* What you need to do
The data below should be restated word for word, with every picture omitted.

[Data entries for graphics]
[start]
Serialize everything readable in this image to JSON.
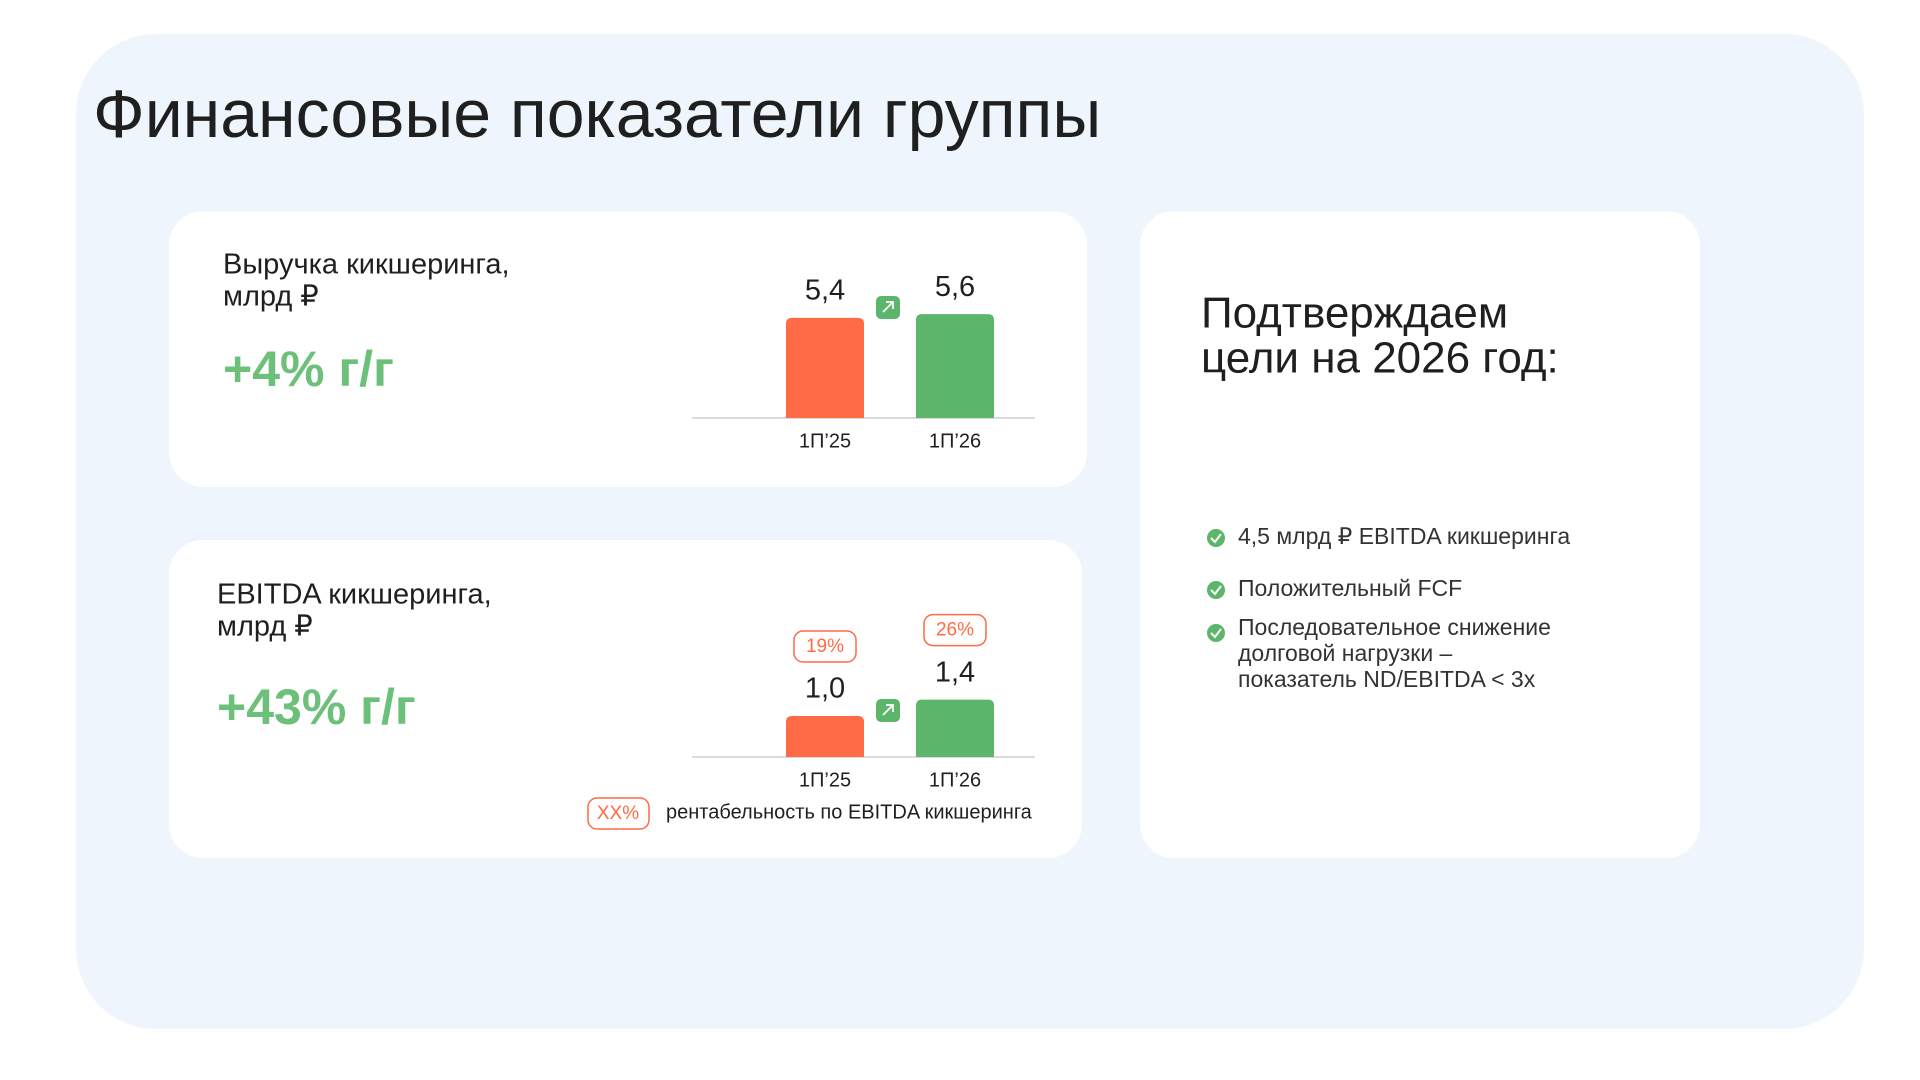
{
  "title": "Финансовые показатели группы",
  "chart_data": [
    {
      "type": "bar",
      "title_lines": [
        "Выручка кикшеринга,",
        "млрд ₽"
      ],
      "subtitle": "+4% г/г",
      "categories": [
        "1П’25",
        "1П’26"
      ],
      "values": [
        5.4,
        5.6
      ],
      "value_labels": [
        "5,4",
        "5,6"
      ],
      "colors": [
        "#ff6a47",
        "#5bb56a"
      ],
      "ylim": [
        0,
        6.2
      ]
    },
    {
      "type": "bar",
      "title_lines": [
        "EBITDA кикшеринга,",
        "млрд ₽"
      ],
      "subtitle": "+43% г/г",
      "categories": [
        "1П’25",
        "1П’26"
      ],
      "values": [
        1.0,
        1.4
      ],
      "value_labels": [
        "1,0",
        "1,4"
      ],
      "colors": [
        "#ff6a47",
        "#5bb56a"
      ],
      "ylim": [
        0,
        4
      ],
      "annotations": [
        {
          "value": 19,
          "label": "19%"
        },
        {
          "value": 26,
          "label": "26%"
        }
      ],
      "legend": {
        "sample": "XX%",
        "label": "рентабельность по EBITDA кикшеринга"
      }
    }
  ],
  "goals": {
    "heading_lines": [
      "Подтверждаем",
      "цели на 2026 год:"
    ],
    "items": [
      [
        "4,5 млрд ₽ EBITDA кикшеринга"
      ],
      [
        "Положительный FCF"
      ],
      [
        "Последовательное снижение",
        "долговой нагрузки –",
        "показатель ND/EBITDA < 3x"
      ]
    ]
  }
}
[end]
* Reply
Serialize everything readable in this image to JSON.
{
  "title": "Финансовые показатели группы",
  "chart_data": [
    {
      "type": "bar",
      "title_lines": [
        "Выручка кикшеринга,",
        "млрд ₽"
      ],
      "subtitle": "+4% г/г",
      "categories": [
        "1П’25",
        "1П’26"
      ],
      "values": [
        5.4,
        5.6
      ],
      "value_labels": [
        "5,4",
        "5,6"
      ],
      "colors": [
        "#ff6a47",
        "#5bb56a"
      ],
      "ylim": [
        0,
        6.2
      ]
    },
    {
      "type": "bar",
      "title_lines": [
        "EBITDA кикшеринга,",
        "млрд ₽"
      ],
      "subtitle": "+43% г/г",
      "categories": [
        "1П’25",
        "1П’26"
      ],
      "values": [
        1.0,
        1.4
      ],
      "value_labels": [
        "1,0",
        "1,4"
      ],
      "colors": [
        "#ff6a47",
        "#5bb56a"
      ],
      "ylim": [
        0,
        4
      ],
      "annotations": [
        {
          "value": 19,
          "label": "19%"
        },
        {
          "value": 26,
          "label": "26%"
        }
      ],
      "legend": {
        "sample": "XX%",
        "label": "рентабельность по EBITDA кикшеринга"
      }
    }
  ],
  "goals": {
    "heading_lines": [
      "Подтверждаем",
      "цели на 2026 год:"
    ],
    "items": [
      [
        "4,5 млрд ₽ EBITDA кикшеринга"
      ],
      [
        "Положительный FCF"
      ],
      [
        "Последовательное снижение",
        "долговой нагрузки –",
        "показатель ND/EBITDA < 3x"
      ]
    ]
  }
}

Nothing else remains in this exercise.